● **Problem to solve**: Could you convert the lines from the one holding "prepared-by: PREPARED BY" through the one holding "document-body [143,577,1058,1290]", inclusive, into a Markdown table with columns Row and Line, leaving out any blank lines?

□ □ □

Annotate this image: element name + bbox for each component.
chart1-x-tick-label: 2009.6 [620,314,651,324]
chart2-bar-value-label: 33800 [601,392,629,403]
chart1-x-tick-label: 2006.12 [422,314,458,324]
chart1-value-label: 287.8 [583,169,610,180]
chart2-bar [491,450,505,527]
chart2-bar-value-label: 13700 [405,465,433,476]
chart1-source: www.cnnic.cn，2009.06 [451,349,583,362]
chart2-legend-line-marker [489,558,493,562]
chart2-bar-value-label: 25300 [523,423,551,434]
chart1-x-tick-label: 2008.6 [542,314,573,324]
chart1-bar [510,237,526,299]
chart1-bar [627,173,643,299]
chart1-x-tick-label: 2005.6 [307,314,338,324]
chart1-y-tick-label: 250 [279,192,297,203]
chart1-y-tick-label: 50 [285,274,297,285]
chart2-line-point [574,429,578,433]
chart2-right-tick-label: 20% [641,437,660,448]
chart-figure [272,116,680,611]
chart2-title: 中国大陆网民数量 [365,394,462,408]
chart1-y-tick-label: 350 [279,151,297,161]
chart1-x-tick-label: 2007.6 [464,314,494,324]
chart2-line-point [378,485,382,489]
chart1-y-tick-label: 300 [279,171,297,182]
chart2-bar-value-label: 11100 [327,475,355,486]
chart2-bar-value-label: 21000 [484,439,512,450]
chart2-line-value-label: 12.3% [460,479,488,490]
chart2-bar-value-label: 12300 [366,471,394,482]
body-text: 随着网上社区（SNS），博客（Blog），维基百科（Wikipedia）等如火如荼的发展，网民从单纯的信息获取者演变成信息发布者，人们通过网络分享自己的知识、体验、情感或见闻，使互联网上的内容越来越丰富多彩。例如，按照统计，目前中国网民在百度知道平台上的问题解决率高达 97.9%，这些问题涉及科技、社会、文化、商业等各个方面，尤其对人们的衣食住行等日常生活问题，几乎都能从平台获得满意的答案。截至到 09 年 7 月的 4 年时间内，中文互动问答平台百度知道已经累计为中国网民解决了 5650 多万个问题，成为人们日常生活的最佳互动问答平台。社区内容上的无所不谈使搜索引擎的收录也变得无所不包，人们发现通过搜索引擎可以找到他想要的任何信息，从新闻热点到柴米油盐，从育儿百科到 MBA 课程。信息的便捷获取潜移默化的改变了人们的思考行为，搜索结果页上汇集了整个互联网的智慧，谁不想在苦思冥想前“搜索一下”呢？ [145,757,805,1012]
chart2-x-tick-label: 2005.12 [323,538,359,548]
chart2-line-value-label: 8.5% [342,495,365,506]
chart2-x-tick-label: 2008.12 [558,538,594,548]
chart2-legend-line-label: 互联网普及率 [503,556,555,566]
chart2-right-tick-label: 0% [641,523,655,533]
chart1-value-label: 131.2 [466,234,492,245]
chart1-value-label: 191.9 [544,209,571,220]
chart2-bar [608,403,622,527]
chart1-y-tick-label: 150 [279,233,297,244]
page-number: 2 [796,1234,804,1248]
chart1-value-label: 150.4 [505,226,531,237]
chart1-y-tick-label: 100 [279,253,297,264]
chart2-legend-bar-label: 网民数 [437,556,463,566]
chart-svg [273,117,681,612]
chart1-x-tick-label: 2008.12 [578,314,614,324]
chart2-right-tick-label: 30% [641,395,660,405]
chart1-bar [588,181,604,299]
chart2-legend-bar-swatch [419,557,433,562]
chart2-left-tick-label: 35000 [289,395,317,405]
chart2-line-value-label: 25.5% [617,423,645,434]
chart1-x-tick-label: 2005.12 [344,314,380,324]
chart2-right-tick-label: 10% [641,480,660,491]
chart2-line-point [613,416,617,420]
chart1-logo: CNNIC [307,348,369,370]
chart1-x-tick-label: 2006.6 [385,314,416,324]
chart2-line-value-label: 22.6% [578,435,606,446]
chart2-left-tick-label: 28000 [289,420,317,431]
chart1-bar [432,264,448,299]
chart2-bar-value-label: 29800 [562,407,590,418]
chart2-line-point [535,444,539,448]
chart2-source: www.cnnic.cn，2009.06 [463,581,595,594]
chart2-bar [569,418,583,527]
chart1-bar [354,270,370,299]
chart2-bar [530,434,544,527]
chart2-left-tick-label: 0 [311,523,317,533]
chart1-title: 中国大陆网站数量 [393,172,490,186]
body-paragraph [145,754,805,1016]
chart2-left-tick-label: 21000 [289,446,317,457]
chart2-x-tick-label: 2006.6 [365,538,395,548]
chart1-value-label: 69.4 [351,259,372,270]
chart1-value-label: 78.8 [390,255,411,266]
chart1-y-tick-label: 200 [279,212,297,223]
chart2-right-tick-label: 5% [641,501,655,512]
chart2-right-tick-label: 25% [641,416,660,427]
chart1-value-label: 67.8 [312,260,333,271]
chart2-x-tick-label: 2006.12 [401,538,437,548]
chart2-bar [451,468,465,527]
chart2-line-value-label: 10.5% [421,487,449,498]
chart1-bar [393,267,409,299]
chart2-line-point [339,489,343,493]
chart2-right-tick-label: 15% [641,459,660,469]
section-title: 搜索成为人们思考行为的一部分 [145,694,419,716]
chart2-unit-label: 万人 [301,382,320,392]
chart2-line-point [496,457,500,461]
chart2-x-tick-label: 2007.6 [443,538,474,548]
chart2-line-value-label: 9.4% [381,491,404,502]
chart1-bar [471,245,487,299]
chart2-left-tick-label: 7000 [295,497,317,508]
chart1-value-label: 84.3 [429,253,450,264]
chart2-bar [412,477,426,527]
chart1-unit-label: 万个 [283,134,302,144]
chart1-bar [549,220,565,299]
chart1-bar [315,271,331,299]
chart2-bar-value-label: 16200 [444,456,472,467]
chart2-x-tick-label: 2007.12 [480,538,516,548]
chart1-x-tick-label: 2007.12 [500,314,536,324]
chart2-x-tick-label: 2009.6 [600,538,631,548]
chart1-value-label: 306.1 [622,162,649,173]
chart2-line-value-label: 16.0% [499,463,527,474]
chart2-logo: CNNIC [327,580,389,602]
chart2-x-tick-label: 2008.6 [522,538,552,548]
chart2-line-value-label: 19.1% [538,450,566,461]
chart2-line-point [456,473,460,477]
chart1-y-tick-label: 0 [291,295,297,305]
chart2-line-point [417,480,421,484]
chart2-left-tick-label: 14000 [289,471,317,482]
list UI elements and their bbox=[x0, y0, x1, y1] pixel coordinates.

□ □ □

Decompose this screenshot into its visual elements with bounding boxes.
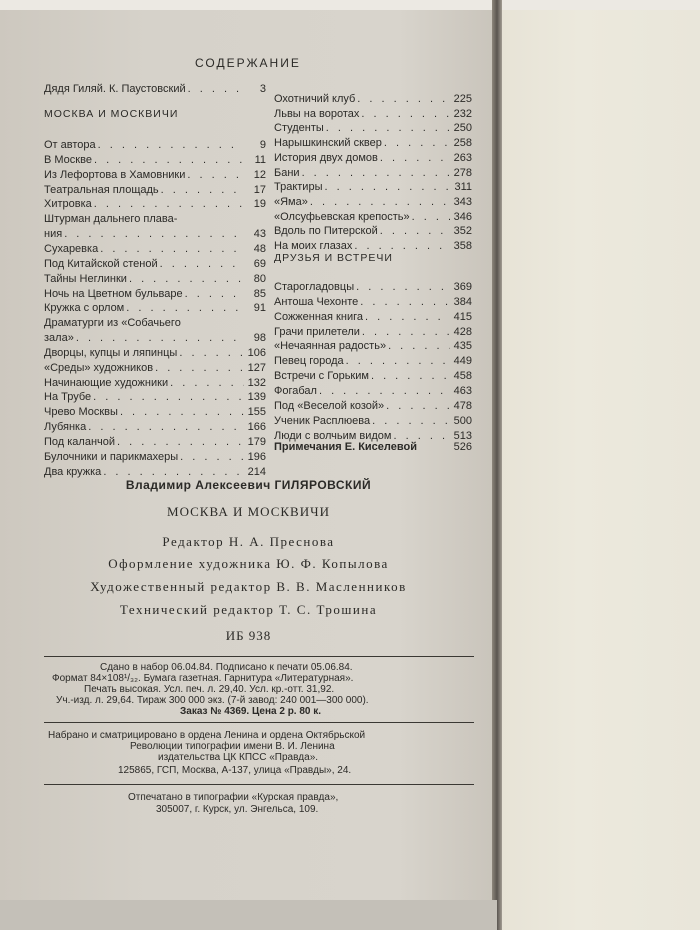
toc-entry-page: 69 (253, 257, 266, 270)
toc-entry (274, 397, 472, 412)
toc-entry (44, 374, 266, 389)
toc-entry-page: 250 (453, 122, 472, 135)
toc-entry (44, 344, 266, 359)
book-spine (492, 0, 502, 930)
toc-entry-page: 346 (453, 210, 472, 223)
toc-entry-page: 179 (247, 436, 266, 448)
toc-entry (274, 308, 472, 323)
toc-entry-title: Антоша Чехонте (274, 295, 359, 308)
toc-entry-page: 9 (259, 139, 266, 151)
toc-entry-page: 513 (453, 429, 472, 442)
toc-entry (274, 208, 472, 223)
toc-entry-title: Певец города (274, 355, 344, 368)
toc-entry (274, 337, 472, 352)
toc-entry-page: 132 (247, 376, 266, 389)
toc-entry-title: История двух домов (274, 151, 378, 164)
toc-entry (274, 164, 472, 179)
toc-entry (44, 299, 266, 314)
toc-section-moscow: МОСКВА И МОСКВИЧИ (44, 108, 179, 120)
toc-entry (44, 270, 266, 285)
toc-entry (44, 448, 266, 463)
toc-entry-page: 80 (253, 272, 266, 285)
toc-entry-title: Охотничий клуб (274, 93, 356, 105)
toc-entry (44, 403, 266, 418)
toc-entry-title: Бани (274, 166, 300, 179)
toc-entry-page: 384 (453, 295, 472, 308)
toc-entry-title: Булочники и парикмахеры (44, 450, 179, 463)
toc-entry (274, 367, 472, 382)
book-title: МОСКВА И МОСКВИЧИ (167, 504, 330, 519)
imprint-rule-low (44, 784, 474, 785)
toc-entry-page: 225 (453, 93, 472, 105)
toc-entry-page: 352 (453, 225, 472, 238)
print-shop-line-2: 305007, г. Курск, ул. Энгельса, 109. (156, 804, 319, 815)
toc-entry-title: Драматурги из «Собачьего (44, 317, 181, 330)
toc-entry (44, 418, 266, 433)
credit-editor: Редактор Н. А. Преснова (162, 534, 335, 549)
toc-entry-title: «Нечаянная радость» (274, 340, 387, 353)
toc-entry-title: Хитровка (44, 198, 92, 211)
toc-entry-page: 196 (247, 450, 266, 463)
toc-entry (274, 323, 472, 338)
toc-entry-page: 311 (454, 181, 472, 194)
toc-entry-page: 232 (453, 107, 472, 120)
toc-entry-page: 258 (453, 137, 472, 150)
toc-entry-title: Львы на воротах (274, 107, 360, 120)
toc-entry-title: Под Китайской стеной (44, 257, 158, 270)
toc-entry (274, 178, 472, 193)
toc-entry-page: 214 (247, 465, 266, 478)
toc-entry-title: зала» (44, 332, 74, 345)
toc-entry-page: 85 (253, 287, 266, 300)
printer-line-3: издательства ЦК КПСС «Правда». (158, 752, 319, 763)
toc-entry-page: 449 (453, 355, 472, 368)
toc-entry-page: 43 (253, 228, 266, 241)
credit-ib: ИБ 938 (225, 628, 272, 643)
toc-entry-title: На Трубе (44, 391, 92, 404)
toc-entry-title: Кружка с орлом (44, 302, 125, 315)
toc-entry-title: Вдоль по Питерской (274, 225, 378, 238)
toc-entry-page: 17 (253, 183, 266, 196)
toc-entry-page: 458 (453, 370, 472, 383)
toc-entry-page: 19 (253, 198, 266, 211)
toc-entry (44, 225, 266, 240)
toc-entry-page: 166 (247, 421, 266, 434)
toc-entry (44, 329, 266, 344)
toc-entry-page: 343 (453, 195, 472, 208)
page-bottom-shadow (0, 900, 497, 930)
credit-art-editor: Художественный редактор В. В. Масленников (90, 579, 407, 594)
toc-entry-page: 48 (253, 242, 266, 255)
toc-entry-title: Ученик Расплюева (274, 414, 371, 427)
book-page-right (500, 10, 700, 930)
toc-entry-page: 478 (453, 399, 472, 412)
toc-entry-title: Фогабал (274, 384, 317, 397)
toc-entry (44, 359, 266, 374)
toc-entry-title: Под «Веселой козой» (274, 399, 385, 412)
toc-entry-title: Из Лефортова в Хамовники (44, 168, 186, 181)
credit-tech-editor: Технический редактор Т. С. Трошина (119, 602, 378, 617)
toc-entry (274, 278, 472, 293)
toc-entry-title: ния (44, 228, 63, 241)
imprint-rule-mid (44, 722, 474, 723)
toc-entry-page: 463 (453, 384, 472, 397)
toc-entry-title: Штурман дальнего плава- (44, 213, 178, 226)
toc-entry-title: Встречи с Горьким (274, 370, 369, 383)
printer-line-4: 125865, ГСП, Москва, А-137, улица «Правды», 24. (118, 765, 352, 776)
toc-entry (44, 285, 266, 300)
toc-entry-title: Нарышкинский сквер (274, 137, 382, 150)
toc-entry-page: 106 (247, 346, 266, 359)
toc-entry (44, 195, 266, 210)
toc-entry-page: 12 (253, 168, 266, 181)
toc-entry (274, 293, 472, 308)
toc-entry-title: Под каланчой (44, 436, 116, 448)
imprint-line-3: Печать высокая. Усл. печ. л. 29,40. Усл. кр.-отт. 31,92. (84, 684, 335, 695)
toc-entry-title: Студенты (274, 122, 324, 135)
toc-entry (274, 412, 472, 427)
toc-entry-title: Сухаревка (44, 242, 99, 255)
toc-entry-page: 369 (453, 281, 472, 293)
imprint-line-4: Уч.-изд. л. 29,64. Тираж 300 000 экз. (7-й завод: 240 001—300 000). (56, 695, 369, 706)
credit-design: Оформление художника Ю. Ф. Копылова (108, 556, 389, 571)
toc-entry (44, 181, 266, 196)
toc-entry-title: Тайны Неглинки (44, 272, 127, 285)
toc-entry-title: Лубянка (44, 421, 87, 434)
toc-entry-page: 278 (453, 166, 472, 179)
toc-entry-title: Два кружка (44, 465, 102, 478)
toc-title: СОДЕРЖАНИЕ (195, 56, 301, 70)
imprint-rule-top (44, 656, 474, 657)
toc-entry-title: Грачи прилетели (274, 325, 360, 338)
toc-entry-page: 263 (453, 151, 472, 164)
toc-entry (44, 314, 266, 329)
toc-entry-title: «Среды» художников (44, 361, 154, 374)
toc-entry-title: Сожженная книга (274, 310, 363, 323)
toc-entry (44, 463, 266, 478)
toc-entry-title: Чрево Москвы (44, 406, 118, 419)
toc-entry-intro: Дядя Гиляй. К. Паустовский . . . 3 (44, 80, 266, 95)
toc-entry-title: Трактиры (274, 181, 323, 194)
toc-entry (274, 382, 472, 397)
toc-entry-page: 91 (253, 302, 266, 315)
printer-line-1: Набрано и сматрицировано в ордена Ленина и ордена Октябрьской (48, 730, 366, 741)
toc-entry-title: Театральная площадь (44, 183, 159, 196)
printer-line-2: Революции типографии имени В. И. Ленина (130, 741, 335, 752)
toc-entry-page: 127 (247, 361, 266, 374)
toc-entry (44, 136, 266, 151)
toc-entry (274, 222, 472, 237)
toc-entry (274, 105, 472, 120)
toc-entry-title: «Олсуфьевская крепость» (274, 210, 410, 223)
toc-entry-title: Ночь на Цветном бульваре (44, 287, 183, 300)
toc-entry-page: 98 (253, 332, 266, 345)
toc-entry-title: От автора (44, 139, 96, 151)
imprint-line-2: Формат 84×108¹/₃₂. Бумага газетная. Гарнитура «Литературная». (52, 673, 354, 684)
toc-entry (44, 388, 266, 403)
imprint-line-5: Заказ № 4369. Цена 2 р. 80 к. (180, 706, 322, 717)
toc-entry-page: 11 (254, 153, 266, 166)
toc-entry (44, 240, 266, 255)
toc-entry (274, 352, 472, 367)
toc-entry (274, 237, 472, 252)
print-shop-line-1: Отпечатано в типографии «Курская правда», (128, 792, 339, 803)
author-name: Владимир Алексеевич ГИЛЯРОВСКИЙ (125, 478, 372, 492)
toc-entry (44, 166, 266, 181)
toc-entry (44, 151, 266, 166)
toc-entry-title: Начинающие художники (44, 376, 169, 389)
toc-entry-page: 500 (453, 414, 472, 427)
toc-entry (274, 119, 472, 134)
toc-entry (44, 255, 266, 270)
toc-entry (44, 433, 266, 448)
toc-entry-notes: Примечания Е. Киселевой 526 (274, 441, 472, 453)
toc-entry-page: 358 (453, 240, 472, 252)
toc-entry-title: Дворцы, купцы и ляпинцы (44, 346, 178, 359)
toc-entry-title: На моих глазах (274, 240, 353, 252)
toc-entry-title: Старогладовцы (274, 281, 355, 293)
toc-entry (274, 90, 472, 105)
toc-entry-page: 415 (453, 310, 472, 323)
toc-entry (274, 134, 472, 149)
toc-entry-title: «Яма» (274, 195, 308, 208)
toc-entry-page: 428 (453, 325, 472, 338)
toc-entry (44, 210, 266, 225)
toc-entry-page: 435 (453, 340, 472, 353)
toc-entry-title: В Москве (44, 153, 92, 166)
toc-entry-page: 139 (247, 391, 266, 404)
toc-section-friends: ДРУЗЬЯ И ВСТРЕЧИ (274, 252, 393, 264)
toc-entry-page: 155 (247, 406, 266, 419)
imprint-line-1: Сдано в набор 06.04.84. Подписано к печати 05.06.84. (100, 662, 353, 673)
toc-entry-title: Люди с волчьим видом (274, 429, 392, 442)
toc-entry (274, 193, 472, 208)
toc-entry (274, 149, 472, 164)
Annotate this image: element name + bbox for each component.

□ □ □

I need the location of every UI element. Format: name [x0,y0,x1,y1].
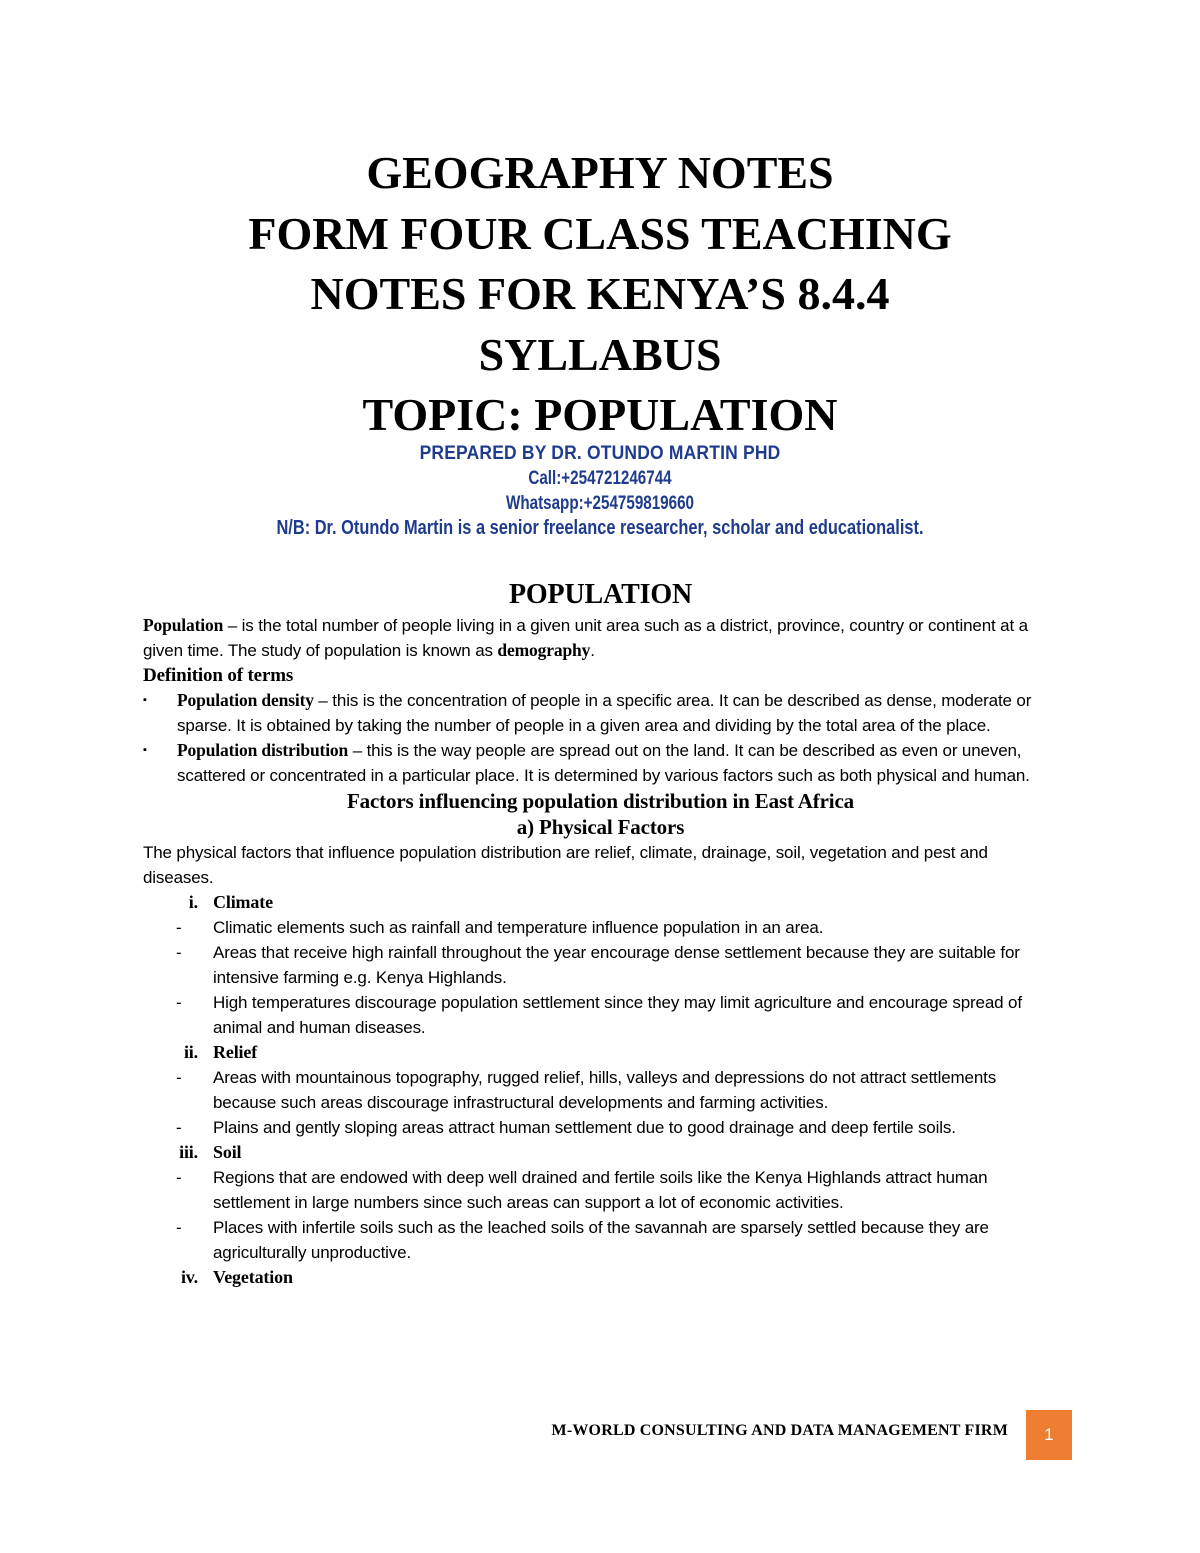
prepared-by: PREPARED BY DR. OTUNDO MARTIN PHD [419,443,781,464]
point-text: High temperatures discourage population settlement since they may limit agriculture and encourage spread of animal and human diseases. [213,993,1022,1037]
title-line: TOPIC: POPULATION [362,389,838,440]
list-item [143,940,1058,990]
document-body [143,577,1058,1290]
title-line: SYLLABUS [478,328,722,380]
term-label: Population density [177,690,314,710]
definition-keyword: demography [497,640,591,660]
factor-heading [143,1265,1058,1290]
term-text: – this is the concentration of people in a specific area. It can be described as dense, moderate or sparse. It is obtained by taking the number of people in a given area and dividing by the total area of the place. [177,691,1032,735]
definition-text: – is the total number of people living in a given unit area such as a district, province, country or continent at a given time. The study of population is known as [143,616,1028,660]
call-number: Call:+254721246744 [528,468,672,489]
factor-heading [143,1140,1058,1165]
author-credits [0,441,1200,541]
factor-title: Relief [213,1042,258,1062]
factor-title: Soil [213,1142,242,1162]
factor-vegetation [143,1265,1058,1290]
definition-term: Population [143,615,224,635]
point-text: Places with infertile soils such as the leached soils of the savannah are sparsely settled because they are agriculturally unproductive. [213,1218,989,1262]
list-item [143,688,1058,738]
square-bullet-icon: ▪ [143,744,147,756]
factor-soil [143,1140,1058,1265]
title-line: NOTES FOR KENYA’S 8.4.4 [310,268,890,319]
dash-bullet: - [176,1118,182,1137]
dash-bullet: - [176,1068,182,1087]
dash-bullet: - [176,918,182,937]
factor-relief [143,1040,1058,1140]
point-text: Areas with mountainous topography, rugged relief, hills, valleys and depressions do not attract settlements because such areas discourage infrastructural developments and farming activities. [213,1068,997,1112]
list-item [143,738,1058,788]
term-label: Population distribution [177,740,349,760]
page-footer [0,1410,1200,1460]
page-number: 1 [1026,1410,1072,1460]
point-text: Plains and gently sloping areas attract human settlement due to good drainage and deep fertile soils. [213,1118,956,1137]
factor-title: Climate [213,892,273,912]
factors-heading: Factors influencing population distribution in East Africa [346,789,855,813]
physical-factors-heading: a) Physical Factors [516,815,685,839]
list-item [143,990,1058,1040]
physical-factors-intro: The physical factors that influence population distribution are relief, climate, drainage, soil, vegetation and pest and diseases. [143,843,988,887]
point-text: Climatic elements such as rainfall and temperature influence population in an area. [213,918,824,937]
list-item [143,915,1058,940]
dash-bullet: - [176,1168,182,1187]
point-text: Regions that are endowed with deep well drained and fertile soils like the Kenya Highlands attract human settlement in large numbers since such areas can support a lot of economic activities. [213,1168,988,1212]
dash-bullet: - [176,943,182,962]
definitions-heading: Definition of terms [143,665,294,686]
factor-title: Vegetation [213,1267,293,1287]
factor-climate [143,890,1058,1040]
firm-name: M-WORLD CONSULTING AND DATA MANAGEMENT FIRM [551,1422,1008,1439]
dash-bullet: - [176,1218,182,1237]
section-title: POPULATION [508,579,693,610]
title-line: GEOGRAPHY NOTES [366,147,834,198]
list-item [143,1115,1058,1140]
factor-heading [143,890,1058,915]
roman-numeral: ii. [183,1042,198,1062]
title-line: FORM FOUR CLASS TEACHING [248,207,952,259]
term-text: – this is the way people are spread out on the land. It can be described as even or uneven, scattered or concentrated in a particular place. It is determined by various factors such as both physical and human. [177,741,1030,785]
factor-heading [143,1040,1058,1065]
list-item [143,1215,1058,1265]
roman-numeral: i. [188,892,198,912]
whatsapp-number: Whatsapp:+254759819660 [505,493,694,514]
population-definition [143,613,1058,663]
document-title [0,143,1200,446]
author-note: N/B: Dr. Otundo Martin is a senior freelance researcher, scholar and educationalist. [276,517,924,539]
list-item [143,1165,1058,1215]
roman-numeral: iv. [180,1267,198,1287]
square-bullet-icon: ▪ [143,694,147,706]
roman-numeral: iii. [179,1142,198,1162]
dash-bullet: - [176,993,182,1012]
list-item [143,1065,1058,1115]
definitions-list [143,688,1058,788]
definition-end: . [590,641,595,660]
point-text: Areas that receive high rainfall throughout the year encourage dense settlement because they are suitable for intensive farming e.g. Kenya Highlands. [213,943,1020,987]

□ □ □

● **Result below**:
| Row | Line |
|---|---|
| 1 | prepared-by: PREPARED BY DR. OTUNDO MARTIN PHD [419,443,781,464] |
| 2 | point-text: High temperatures discourage population settlement since they may limit agriculture and encourage spread of animal and human diseases. [213,993,1022,1037] |
| 3 | title-line: TOPIC: POPULATION [362,389,838,440] |
| 4 | list-item [143,940,1058,990] |
| 5 | document-body [143,577,1058,1290] |